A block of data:
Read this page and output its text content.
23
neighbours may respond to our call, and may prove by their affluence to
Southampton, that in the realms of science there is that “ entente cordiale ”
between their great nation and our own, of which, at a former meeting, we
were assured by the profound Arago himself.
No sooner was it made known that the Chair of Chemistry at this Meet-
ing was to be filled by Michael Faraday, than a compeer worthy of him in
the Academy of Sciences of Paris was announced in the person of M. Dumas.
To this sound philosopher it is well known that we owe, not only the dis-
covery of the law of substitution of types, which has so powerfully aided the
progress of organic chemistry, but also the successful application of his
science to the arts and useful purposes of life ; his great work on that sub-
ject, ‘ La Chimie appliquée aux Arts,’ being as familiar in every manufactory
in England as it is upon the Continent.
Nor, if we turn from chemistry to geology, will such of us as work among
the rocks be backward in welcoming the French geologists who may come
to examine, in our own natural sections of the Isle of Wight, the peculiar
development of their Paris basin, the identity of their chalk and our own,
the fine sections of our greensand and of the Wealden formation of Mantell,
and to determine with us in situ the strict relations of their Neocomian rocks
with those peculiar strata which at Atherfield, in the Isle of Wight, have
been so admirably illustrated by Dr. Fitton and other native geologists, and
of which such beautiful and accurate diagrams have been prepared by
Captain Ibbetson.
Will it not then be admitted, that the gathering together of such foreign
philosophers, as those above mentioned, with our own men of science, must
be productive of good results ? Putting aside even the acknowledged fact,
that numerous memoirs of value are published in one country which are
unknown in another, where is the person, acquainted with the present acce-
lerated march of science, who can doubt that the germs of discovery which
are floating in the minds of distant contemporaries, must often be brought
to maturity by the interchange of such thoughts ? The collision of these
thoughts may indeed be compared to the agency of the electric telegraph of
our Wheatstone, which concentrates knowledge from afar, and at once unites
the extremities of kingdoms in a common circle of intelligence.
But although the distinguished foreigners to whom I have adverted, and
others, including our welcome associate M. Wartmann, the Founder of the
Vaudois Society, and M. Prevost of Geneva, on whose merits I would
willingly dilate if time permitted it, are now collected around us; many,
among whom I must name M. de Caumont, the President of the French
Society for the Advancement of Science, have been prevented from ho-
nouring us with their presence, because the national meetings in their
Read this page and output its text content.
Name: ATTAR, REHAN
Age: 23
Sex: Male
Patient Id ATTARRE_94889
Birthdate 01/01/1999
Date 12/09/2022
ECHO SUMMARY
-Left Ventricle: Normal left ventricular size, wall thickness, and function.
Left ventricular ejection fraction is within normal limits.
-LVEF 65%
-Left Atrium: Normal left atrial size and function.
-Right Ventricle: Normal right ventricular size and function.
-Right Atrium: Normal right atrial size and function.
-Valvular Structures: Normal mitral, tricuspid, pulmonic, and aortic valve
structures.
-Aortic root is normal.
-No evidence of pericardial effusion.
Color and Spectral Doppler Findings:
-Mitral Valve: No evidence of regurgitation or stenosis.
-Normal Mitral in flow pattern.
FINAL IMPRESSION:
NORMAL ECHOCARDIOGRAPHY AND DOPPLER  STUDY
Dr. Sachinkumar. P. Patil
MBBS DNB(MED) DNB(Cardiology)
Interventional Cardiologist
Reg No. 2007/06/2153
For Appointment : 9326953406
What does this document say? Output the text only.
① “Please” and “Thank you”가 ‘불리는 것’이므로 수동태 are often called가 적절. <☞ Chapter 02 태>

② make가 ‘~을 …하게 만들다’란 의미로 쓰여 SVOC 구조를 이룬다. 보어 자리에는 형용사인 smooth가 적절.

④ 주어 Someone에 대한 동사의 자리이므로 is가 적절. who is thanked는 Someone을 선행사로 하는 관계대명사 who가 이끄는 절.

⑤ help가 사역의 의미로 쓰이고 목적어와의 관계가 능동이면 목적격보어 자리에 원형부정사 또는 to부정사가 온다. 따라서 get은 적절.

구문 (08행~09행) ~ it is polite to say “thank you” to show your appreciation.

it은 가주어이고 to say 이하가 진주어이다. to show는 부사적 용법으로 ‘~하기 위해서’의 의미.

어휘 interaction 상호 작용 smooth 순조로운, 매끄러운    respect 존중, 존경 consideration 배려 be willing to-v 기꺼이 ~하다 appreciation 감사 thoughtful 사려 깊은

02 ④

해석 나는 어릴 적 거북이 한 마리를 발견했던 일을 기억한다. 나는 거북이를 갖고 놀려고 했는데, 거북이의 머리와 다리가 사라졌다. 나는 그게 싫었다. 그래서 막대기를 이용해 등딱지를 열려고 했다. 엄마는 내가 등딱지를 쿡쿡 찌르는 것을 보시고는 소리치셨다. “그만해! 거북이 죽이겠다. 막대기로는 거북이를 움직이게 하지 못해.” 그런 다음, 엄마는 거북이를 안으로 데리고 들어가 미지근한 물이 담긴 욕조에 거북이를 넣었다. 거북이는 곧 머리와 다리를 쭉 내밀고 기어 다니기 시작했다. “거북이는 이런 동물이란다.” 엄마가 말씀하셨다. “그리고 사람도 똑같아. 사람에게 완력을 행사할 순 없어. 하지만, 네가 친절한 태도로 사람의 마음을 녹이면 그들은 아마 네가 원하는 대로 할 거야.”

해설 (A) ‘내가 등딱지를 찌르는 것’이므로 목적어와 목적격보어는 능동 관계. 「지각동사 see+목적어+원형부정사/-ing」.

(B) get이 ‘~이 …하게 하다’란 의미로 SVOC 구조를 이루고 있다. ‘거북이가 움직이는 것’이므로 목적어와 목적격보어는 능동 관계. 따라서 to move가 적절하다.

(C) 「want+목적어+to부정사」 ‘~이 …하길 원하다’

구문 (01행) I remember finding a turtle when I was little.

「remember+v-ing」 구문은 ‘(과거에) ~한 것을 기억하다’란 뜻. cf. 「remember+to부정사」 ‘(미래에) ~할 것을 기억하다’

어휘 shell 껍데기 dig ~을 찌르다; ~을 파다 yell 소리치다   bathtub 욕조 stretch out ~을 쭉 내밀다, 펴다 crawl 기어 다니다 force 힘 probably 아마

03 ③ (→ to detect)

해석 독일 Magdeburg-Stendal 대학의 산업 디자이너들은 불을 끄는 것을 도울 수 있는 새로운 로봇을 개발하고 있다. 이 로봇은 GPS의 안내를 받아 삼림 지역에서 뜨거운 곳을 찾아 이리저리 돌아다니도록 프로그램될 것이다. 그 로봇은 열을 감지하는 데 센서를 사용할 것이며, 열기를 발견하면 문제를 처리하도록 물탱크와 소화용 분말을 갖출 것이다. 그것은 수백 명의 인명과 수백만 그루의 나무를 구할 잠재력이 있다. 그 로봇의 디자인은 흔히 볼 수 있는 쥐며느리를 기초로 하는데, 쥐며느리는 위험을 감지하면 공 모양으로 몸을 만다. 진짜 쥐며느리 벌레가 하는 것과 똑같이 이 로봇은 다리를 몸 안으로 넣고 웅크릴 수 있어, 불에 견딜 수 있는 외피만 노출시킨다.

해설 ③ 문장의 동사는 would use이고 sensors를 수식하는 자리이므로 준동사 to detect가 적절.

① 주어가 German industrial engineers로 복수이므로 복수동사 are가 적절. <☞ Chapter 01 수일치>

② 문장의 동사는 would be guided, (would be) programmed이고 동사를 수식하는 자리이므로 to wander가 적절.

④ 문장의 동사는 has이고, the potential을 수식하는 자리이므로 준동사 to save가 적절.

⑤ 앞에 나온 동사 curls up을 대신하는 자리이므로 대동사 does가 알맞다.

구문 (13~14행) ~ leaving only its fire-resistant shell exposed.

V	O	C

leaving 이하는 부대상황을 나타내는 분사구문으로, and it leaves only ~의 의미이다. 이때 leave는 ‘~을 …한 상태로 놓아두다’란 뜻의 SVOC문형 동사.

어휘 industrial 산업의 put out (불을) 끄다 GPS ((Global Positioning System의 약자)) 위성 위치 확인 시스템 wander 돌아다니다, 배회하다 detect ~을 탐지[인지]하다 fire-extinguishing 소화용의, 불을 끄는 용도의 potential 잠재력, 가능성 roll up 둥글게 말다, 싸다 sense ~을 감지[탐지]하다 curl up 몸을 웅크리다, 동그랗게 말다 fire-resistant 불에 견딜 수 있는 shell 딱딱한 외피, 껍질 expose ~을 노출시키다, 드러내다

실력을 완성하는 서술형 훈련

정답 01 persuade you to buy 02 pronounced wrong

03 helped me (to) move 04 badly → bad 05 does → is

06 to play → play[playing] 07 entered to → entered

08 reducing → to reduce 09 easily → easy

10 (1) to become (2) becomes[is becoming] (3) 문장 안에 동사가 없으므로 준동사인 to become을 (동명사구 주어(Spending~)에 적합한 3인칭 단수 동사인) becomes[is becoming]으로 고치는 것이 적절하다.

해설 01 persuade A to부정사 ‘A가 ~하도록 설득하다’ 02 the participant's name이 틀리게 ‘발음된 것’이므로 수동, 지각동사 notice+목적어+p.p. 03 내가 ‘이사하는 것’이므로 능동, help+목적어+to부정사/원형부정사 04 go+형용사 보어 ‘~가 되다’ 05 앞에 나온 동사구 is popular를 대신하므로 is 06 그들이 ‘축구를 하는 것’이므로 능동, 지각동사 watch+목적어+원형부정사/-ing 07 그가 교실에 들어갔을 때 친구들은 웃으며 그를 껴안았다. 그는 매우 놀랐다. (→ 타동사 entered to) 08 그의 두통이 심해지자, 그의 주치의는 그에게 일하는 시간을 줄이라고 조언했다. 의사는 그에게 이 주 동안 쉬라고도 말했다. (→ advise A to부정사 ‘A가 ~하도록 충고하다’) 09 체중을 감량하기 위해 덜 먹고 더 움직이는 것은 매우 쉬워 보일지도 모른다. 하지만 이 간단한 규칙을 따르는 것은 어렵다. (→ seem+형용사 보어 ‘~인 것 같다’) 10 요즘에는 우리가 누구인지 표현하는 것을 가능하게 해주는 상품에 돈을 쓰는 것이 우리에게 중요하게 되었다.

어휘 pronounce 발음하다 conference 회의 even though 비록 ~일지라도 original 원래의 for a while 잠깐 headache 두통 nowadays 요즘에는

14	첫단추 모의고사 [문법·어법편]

● WORK TO COMPLETE: Copy all lines from the material that contain "among".

● SOLUTION:
Nor, if we turn from chemistry to geology, will such of us as work among
among whom I must name M. de Caumont, the President of the French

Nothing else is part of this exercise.